> Direction:
Below are the records; pull every line that includes "object".

--- BEGIN Records ---

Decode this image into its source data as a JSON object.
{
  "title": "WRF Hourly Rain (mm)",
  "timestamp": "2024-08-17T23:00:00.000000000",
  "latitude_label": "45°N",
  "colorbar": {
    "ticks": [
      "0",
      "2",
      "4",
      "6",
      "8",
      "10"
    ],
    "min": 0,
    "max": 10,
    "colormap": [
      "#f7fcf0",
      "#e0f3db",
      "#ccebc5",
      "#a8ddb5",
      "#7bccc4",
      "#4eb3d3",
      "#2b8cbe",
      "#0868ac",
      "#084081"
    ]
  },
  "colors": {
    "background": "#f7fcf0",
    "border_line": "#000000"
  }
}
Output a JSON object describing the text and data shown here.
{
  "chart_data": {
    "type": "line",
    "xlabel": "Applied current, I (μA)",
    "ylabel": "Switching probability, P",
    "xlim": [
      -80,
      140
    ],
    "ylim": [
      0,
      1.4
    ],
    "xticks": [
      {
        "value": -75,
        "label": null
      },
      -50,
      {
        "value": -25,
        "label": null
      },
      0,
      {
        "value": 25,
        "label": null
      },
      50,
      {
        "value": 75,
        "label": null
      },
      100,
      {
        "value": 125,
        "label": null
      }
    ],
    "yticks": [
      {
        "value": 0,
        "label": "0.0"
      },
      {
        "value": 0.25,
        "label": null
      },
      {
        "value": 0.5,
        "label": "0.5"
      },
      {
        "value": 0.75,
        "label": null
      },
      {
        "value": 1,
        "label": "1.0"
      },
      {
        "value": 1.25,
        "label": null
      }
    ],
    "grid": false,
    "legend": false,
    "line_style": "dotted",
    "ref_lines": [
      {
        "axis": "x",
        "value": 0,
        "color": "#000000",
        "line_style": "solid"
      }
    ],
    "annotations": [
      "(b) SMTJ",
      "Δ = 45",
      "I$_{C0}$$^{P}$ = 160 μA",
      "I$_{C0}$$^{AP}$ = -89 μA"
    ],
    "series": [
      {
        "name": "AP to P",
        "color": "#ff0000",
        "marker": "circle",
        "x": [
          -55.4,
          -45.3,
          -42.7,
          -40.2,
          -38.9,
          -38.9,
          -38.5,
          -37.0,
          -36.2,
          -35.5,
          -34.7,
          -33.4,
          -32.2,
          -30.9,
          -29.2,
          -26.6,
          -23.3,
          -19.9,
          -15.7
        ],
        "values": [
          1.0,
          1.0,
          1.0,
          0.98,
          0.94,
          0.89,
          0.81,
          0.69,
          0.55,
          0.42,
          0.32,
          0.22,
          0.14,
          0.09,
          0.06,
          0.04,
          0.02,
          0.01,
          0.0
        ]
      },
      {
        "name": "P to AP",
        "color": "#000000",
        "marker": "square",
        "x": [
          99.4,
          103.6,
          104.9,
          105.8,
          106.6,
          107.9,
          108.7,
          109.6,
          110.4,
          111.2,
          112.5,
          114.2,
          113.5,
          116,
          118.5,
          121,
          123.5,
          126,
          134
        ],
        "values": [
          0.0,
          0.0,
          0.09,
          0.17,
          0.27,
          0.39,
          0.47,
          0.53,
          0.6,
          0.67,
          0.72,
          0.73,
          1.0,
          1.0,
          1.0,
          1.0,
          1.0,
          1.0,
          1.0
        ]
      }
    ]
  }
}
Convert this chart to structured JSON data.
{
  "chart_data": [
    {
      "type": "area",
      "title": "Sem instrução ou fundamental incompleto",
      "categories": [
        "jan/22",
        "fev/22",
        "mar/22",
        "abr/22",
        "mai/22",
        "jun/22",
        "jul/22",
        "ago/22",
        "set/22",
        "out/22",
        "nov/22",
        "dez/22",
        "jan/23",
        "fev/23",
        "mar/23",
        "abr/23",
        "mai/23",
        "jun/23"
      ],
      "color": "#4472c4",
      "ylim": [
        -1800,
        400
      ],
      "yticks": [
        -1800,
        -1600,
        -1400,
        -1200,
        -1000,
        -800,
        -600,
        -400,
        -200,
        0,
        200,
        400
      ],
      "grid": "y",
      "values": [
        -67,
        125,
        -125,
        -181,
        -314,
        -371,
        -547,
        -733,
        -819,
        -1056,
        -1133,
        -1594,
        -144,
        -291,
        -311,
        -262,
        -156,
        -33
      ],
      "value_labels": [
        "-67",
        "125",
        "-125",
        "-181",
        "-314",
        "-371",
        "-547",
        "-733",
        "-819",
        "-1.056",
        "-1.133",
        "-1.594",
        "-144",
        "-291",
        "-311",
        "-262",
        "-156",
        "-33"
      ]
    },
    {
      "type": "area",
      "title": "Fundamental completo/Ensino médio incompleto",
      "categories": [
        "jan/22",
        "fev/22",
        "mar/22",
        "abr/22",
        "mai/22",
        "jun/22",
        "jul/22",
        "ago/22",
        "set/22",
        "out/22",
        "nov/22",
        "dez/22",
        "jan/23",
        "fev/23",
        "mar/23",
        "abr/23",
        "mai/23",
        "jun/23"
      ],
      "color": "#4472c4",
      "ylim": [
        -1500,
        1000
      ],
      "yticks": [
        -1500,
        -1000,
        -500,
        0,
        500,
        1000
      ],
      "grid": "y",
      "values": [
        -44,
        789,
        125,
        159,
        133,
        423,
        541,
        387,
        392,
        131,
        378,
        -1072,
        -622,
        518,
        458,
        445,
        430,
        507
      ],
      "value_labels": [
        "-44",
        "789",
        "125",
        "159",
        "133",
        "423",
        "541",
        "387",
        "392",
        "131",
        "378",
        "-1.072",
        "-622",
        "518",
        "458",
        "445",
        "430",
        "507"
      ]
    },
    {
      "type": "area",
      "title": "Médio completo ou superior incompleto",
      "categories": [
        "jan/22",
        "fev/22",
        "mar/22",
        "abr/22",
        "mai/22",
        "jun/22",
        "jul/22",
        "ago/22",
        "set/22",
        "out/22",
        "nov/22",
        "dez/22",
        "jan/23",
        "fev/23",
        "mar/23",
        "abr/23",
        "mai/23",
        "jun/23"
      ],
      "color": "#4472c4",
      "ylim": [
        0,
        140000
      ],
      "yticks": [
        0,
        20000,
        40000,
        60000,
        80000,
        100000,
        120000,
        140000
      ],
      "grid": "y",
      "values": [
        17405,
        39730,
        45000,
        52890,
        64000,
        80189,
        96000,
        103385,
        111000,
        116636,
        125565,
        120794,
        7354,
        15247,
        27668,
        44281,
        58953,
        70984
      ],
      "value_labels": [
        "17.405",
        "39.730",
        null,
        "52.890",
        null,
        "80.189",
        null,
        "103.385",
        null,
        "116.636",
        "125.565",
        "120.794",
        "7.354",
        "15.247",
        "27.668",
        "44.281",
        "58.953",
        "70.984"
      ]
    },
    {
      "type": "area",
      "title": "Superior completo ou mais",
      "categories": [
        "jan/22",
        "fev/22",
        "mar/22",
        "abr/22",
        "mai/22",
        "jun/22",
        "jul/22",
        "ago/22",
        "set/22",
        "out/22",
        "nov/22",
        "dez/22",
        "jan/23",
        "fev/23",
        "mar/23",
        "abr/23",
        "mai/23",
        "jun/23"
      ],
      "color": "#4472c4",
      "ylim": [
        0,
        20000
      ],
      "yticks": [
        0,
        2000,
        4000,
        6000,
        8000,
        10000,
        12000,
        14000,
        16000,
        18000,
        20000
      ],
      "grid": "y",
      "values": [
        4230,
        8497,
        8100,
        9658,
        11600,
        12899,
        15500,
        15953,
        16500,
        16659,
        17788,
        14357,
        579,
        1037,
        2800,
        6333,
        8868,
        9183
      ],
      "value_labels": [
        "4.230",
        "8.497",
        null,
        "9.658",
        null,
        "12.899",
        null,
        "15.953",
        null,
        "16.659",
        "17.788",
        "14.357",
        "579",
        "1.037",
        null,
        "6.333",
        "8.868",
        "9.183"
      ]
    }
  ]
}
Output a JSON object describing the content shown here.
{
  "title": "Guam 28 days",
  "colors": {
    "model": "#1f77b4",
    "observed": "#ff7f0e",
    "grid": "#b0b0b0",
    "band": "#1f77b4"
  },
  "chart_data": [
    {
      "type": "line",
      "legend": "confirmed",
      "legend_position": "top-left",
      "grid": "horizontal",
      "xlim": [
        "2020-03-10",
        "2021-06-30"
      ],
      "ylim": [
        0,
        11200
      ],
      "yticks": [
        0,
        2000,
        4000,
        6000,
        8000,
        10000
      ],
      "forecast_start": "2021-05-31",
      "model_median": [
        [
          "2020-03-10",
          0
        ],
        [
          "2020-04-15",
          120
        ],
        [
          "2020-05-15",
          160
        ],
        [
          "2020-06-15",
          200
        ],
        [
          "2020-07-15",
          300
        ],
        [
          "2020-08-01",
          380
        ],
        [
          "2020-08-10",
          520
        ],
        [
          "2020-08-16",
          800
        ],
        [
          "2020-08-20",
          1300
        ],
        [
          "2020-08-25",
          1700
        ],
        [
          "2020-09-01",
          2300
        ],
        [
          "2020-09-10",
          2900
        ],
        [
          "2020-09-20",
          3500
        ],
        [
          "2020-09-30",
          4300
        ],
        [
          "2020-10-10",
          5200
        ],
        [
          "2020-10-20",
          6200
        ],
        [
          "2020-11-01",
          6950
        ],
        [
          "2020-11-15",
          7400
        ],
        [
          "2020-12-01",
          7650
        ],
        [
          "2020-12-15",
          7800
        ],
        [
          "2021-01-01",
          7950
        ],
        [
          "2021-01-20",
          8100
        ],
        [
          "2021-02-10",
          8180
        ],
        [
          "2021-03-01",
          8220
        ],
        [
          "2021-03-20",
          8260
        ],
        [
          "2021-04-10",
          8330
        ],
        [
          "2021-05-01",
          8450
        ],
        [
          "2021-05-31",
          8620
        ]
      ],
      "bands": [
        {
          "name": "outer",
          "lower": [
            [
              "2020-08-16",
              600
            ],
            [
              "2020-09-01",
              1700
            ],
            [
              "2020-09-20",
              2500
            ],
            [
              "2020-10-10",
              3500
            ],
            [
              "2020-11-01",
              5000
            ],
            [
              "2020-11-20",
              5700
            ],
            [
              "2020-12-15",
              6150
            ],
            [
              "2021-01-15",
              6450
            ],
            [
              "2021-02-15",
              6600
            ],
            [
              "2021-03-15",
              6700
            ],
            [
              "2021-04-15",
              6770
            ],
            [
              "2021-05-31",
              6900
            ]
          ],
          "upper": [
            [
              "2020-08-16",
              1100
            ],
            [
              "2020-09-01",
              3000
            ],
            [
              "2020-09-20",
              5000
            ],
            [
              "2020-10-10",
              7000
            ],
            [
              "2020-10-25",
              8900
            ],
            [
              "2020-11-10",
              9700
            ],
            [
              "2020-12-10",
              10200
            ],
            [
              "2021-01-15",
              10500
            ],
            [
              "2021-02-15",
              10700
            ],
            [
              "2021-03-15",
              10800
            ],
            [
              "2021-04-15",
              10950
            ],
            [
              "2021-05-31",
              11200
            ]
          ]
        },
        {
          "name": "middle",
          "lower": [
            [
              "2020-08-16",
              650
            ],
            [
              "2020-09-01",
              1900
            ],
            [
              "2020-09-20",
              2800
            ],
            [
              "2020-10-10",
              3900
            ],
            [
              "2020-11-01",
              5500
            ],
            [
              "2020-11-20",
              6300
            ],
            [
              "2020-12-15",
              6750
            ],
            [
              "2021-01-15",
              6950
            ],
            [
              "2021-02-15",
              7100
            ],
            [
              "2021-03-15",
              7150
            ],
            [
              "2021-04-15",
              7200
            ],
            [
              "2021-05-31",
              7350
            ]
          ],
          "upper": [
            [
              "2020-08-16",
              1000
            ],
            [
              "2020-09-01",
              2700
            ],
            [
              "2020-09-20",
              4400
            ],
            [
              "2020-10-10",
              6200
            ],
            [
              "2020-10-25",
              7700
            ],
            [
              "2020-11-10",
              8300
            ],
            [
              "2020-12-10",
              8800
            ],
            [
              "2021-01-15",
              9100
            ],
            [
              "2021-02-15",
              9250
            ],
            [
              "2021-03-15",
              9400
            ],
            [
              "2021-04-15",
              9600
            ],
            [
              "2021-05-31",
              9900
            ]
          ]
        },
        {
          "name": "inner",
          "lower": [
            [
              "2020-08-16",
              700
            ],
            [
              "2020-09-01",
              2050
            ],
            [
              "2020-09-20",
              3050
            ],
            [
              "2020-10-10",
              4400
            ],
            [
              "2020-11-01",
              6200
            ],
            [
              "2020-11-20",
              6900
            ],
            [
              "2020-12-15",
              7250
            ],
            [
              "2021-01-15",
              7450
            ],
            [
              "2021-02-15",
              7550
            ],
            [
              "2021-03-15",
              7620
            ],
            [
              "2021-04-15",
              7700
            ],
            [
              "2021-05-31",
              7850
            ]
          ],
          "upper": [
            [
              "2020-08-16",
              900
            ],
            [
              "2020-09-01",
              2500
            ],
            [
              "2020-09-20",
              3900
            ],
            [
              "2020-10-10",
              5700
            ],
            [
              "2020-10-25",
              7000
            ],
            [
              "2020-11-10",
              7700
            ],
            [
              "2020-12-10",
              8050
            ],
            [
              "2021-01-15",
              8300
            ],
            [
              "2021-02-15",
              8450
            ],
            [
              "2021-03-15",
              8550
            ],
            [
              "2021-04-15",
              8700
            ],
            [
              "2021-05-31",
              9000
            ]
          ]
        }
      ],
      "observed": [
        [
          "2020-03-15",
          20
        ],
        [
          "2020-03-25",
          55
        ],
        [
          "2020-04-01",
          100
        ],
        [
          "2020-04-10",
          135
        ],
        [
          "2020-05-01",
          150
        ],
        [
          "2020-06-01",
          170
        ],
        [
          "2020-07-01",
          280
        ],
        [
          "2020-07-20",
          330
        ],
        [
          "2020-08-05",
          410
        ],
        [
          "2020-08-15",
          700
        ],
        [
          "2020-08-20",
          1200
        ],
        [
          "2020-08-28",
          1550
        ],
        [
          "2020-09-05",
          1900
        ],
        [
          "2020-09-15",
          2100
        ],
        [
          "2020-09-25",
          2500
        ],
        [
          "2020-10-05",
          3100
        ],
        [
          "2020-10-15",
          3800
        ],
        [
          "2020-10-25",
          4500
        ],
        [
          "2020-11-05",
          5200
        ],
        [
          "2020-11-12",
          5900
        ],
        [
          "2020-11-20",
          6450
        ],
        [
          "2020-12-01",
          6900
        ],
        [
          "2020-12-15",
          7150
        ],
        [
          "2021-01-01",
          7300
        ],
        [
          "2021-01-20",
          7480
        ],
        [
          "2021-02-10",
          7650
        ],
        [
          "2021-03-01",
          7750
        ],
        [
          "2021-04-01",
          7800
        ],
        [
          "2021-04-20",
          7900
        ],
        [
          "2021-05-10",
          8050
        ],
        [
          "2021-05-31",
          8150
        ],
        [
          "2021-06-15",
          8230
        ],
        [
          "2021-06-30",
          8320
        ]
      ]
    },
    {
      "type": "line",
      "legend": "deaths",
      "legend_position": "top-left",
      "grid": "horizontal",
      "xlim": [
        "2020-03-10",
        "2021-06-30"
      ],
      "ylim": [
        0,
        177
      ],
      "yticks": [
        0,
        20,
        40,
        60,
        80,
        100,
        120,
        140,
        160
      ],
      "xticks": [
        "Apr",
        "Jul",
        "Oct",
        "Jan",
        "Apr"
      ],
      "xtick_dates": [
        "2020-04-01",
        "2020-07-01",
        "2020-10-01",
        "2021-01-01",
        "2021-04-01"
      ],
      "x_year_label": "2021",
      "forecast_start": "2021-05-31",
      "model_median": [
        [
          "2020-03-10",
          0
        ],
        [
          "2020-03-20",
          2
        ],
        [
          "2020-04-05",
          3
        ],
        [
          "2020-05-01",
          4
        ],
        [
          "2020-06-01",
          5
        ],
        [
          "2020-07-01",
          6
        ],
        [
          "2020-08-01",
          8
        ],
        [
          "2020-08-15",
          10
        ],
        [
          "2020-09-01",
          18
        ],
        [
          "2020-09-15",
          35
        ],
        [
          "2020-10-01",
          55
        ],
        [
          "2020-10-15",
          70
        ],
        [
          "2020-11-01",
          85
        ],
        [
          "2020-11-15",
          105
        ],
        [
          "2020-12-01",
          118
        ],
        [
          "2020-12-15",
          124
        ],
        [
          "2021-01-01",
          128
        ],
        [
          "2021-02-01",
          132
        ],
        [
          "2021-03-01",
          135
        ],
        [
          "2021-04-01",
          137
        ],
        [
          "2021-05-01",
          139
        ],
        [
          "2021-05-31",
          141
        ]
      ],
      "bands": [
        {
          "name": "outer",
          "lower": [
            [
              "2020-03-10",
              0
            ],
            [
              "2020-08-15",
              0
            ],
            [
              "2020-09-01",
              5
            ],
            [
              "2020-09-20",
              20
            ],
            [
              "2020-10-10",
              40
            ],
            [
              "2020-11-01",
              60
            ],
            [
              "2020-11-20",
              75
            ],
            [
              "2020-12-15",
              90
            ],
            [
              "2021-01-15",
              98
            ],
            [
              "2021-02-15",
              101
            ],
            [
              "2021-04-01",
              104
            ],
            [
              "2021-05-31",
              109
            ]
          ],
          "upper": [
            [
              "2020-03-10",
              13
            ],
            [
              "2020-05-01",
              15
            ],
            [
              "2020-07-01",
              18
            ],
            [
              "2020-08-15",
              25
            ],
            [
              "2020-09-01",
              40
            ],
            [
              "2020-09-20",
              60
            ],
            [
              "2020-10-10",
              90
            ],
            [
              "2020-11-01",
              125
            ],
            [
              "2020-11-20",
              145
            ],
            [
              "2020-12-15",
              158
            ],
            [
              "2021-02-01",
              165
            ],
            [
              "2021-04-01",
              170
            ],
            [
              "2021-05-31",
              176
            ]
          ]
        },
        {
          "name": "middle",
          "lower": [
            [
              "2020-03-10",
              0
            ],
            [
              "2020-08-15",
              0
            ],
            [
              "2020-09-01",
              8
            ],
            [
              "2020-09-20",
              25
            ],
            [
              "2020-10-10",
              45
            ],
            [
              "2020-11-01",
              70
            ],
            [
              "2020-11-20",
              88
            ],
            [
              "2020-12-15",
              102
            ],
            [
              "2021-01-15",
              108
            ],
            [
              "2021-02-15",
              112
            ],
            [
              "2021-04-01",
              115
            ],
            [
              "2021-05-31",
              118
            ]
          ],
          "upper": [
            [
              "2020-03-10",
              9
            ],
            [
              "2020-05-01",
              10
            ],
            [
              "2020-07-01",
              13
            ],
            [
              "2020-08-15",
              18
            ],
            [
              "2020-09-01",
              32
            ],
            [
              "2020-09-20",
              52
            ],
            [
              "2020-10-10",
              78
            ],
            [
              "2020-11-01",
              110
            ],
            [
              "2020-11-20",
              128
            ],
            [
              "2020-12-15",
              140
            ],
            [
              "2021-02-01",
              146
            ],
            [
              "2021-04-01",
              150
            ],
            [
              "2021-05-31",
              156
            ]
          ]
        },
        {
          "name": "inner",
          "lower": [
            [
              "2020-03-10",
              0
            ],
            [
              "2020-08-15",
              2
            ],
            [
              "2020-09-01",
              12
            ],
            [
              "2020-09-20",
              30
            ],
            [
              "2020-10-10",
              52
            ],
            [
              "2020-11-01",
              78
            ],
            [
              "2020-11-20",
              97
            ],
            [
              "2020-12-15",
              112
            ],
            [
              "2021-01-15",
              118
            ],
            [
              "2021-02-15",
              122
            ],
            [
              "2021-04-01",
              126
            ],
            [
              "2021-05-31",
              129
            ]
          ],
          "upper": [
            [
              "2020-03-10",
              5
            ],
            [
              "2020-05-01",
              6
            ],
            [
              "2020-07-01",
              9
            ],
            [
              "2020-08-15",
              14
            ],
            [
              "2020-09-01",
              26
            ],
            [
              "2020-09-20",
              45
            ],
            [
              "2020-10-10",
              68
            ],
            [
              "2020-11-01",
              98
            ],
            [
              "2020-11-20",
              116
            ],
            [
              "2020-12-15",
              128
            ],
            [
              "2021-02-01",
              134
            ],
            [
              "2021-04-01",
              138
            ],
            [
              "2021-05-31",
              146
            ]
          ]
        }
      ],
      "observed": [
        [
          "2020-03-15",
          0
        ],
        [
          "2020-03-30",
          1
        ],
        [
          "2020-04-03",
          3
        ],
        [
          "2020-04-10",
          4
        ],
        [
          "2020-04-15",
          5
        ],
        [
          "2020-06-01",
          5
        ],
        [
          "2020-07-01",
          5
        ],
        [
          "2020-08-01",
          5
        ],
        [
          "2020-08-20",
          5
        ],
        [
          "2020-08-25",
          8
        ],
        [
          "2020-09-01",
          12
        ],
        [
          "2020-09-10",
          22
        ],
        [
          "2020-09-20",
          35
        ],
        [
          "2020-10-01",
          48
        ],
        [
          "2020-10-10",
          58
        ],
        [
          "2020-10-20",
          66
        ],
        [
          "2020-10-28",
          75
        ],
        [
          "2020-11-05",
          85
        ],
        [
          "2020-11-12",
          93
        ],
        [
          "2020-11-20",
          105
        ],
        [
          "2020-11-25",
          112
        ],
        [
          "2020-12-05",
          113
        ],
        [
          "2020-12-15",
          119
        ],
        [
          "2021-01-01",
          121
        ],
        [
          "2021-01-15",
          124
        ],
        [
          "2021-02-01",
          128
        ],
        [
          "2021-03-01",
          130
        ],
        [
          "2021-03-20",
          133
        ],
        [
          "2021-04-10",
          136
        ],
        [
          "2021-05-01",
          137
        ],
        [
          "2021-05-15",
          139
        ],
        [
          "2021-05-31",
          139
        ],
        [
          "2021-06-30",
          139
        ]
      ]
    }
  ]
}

--- END Records ---

> In response:
Decode this image into its source data as a JSON object.
Output a JSON object describing the text and data shown here.
Output a JSON object describing the content shown here.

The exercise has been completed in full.